The one thing i hate about under the tailgate spreaders is that every 10 minutes you have to stop and set the load in the bed. While with a v box you run until your empty. I used to run henderson under the tailgate spreaders but i am now starting to switch over to all v boxes.


----------



## Wayne Volz (Mar 1, 2002)

*Another idea*

Under tailgate would prob. be best, but check out a few other makes & models. SnowEx offers a 7550 and an 8500 that would fit great on your truck and are both poly units. Keeping you legal.

BTW - Consider adding some wings to your plow to speed up your production and profitability.


----------



## basher (Nov 13, 2004)

Snow Miser;799073 said:


> The one thing i hate about under the tailgate spreaders is that every 10 minutes you have to stop and set the load in the bed. While with a v box you run until your empty. I used to run henderson under the tailgate spreaders but i am now starting to switch over to all v boxes.


Why they invented Vibrators, well that and to satisfy ********* thought i'd save you the trouble Mike.


----------



## 2COR517 (Oct 23, 2008)

basher;799473 said:


> Why they invented Vibrators, well that and to satisfy ********* thought i'd save you the trouble Mike.


Oh man that made me laugh. For like two minutes.


----------



## 2COR517 (Oct 23, 2008)

Wayne Volz;799445 said:


> ...... that would fit great on your truck and are both poly units. Keeping you legal. .


When did running a steel spreader become illegal?

▸ **Source excerpt**:
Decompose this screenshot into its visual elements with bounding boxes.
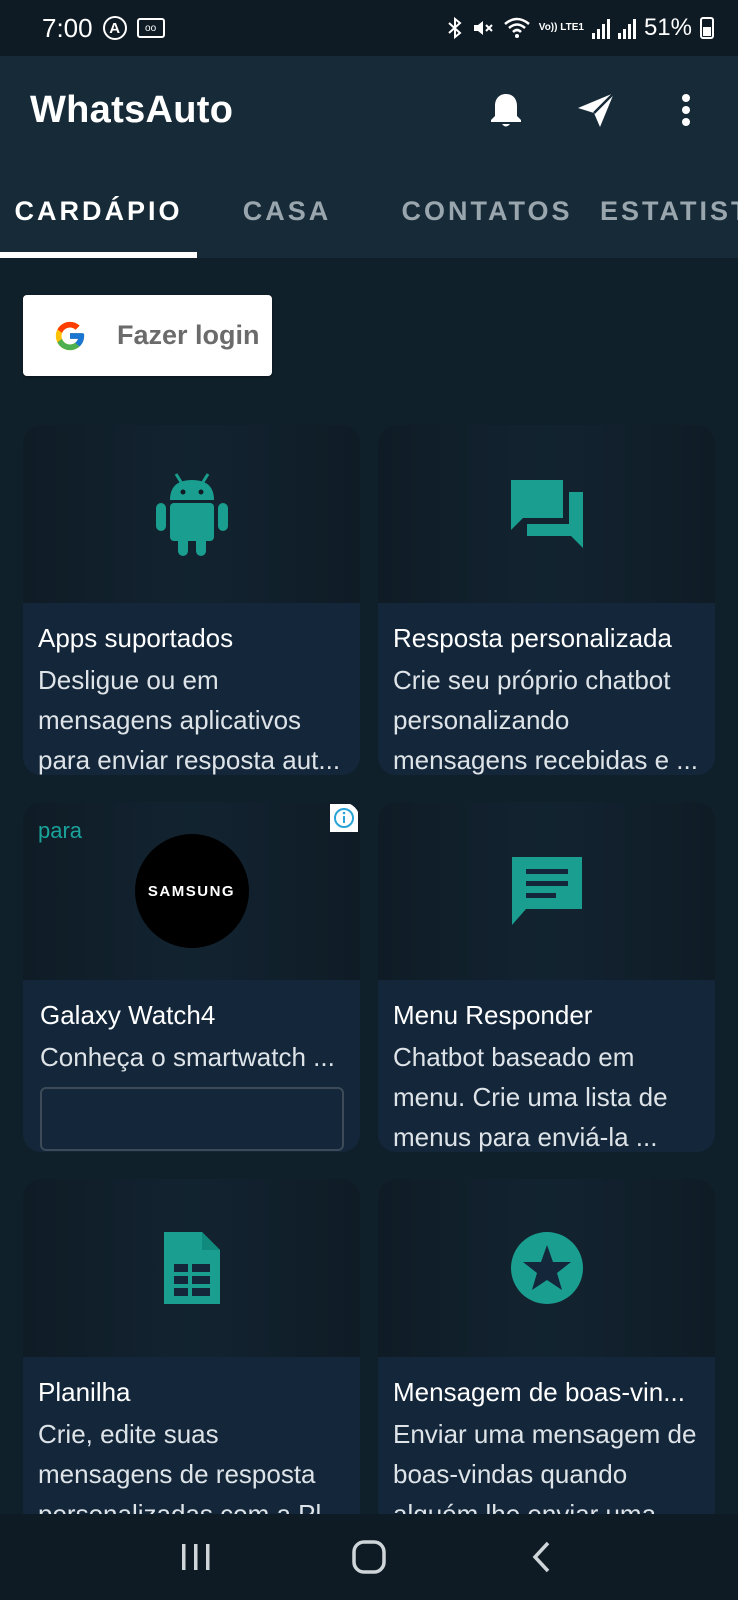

▸ **Task set**:
1. Reproduce the part of the spreader thread starting with "## Wayne Volz" and going on through "production and profitability.".
2. Pick up the snow spreader thread where it stops and keep it going.

▸ **Exercise responses**:
1.
## Wayne Volz (Mar 1, 2002)

*Another idea*

Under tailgate would prob. be best, but check out a few other makes & models. SnowEx offers a 7550 and an 8500 that would fit great on your truck and are both poly units. Keeping you legal.

BTW - Consider adding some wings to your plow to speed up your production and profitability.

2.
----------



## StonewallFarms (Aug 26, 2007)

Yea its an electric to hydro.

Finally bought the sander guys... I just wanted to thank you for all your help and info on this matter. I ended up with the curtis 1.7 yrd SS spreader. getting installed on the 14th i'll send some pics (resized) when i get it back. thanks again guys


----------



## Wayne Volz (Mar 1, 2002)

Not illegal to run a steel spreader. Poly being lighter, can help keep you legal with concern to GVW rating. Was a bit confusing.


----------



## 2COR517 (Oct 23, 2008)

The advertised weight between poly and steel, at least for Fisher, is negligible. Especially when you're running 10-12K pounds.


----------



## jlouki01 (Sep 21, 2006)

The replacement tailgate stuff from Snow Ex is a pretty good option. The Tornado and PolyCaster are nice because with the dump you need a lower spinner and they allow you to adjust them. I don't think there are any others you can do that to easily.


----------



## plowtime1 (Nov 1, 2007)

Wev'e had good success running the Poly's... the're well suited in mid range gvw trucks.


----------



## stargazer (Nov 22, 2008)

2COR517;799788 said:


> The advertised weight between poly and steel, at least for Fisher, is negligible. Especially when you're running 10-12K pounds.


And stainless is lighter still. Wish they made aluminum. I used an aluminum dump body on my newer truck, saving maybe a thousand pounds (but definitely not dollars!).

Plus steel bends when your help backs into a tree, and can be bent back. And repaired. And welded. Plastic shatters. I got interested in a cheap fisher poly, but my dealer said don't get it. He sold a new one to a young guy who totally shattered it backing into something.

Plus, with steel, you can safely heat it like crazy when you need to keep a load from freezing in at 20 below zero.

Just a few thoughts to ponder, do what you like. I'll discuss, but don't care to argue.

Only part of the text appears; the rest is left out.